[Records from a dataset]
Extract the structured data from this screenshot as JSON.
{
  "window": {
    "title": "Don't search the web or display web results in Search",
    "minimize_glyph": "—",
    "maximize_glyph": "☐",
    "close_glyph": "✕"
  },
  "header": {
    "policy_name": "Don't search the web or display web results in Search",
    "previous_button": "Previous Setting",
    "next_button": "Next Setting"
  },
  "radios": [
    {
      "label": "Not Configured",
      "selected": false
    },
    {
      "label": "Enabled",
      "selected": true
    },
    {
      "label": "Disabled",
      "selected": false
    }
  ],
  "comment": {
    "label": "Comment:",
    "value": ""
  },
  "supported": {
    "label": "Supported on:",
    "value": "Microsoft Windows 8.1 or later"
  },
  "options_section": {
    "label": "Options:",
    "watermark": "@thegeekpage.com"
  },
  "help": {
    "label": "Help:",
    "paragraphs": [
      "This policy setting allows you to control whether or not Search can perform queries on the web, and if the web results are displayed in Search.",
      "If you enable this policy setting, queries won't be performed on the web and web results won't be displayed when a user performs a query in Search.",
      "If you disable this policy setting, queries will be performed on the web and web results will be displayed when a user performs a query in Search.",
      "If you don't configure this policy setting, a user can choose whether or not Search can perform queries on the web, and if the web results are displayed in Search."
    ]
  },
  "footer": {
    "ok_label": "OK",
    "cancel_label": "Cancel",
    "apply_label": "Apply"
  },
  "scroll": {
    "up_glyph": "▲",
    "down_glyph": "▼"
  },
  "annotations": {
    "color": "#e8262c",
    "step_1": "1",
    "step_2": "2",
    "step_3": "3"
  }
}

> [Exercise objective]
Output the data above exactly, please, line for line.

> [Task solution]
Extract the structured data from this screenshot as JSON.
{
  "window": {
    "title": "Don't search the web or display web results in Search",
    "minimize_glyph": "—",
    "maximize_glyph": "☐",
    "close_glyph": "✕"
  },
  "header": {
    "policy_name": "Don't search the web or display web results in Search",
    "previous_button": "Previous Setting",
    "next_button": "Next Setting"
  },
  "radios": [
    {
      "label": "Not Configured",
      "selected": false
    },
    {
      "label": "Enabled",
      "selected": true
    },
    {
      "label": "Disabled",
      "selected": false
    }
  ],
  "comment": {
    "label": "Comment:",
    "value": ""
  },
  "supported": {
    "label": "Supported on:",
    "value": "Microsoft Windows 8.1 or later"
  },
  "options_section": {
    "label": "Options:",
    "watermark": "@thegeekpage.com"
  },
  "help": {
    "label": "Help:",
    "paragraphs": [
      "This policy setting allows you to control whether or not Search can perform queries on the web, and if the web results are displayed in Search.",
      "If you enable this policy setting, queries won't be performed on the web and web results won't be displayed when a user performs a query in Search.",
      "If you disable this policy setting, queries will be performed on the web and web results will be displayed when a user performs a query in Search.",
      "If you don't configure this policy setting, a user can choose whether or not Search can perform queries on the web, and if the web results are displayed in Search."
    ]
  },
  "footer": {
    "ok_label": "OK",
    "cancel_label": "Cancel",
    "apply_label": "Apply"
  },
  "scroll": {
    "up_glyph": "▲",
    "down_glyph": "▼"
  },
  "annotations": {
    "color": "#e8262c",
    "step_1": "1",
    "step_2": "2",
    "step_3": "3"
  }
}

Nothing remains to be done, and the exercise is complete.